═══ SUPPLIED ENTRIES

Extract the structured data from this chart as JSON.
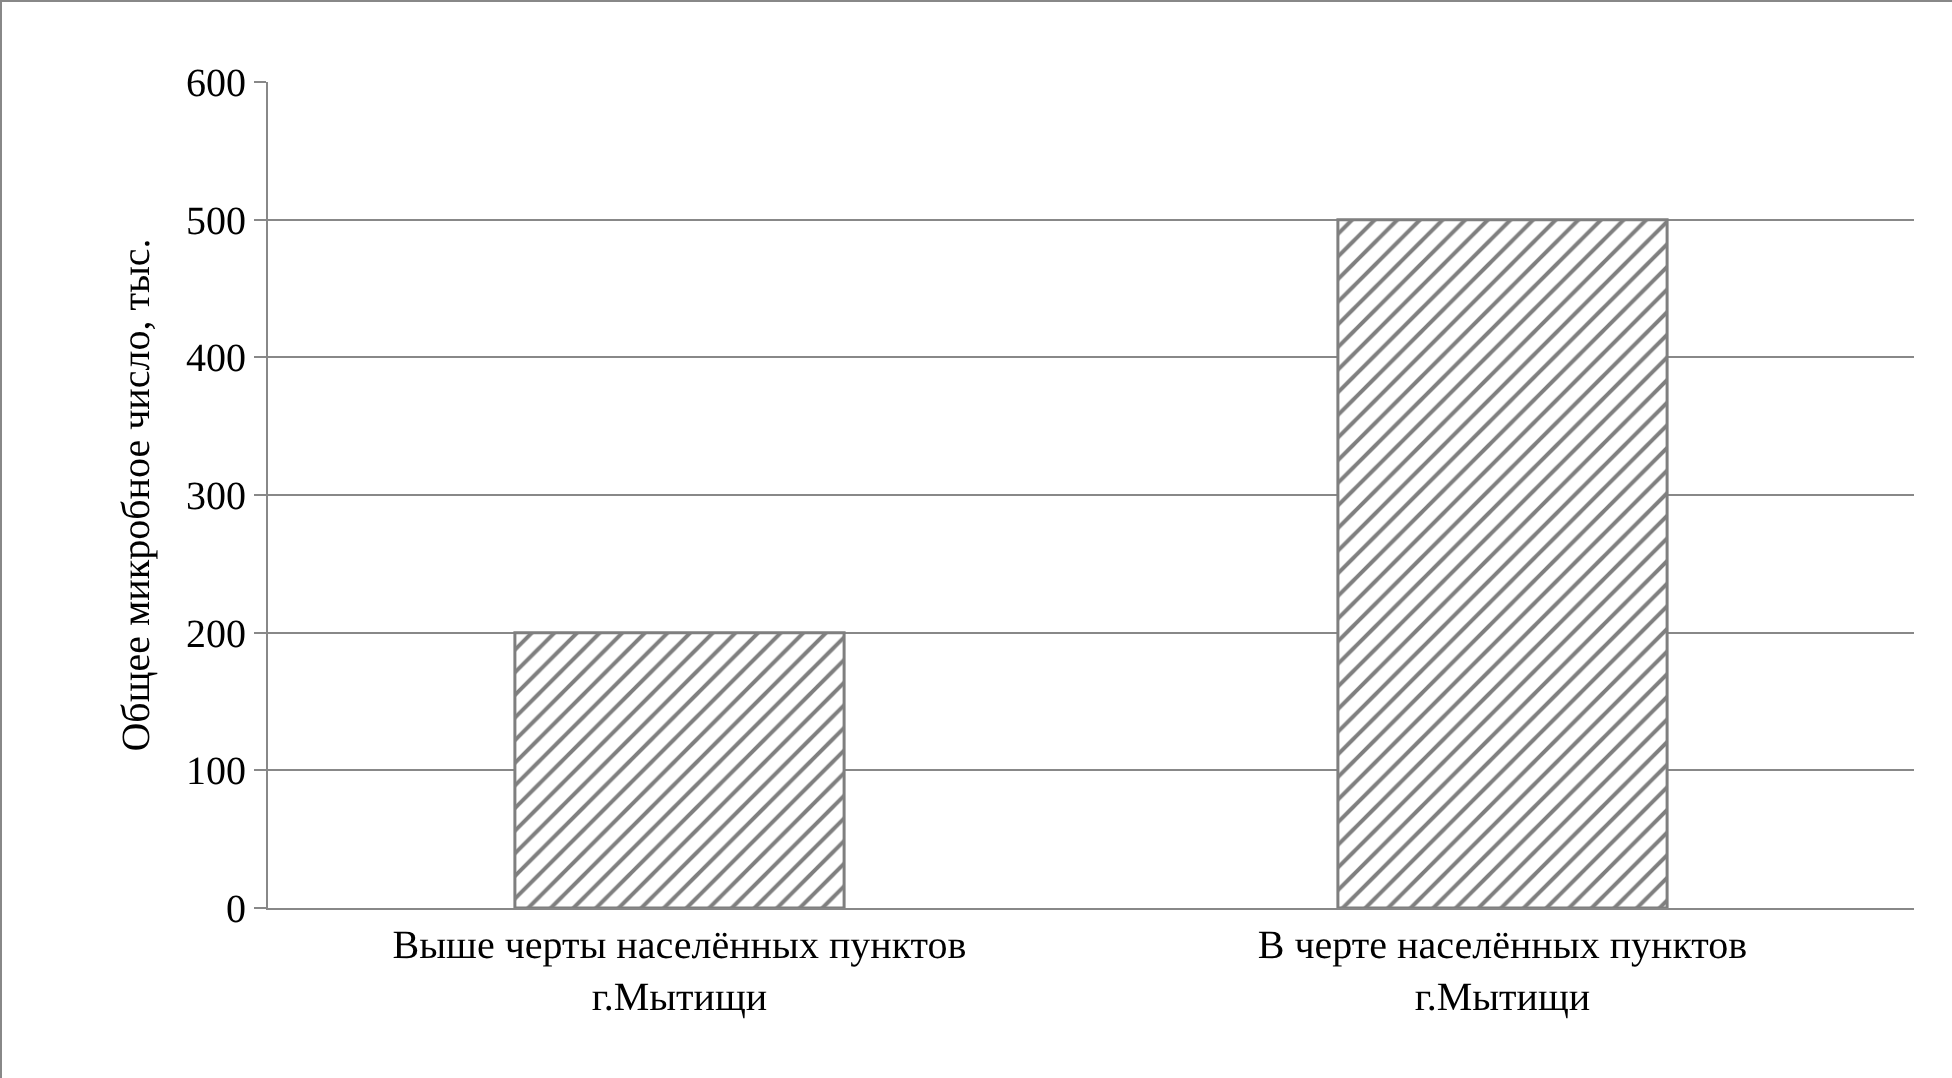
{
  "chart_data": {
    "type": "bar",
    "ylabel": "Общее микробное число, тыс.",
    "categories": [
      "Выше черты населённых пунктов\nг.Мытищи",
      "В черте населённых пунктов\nг.Мытищи"
    ],
    "values": [
      200,
      500
    ],
    "color": "#7f7f7f",
    "ylim": [
      0,
      600
    ],
    "yticks": [
      0,
      100,
      200,
      300,
      400,
      500,
      600
    ],
    "grid": "y",
    "legend": false
  }
}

══════

▶ _SET EXERCISE_: Pick out each line above that includes "населённых" and show it.

▶ _SOLUTION TO THIS EXERCISE_:
      "Выше черты населённых пунктов\nг.Мытищи",
      "В черте населённых пунктов\nг.Мытищи"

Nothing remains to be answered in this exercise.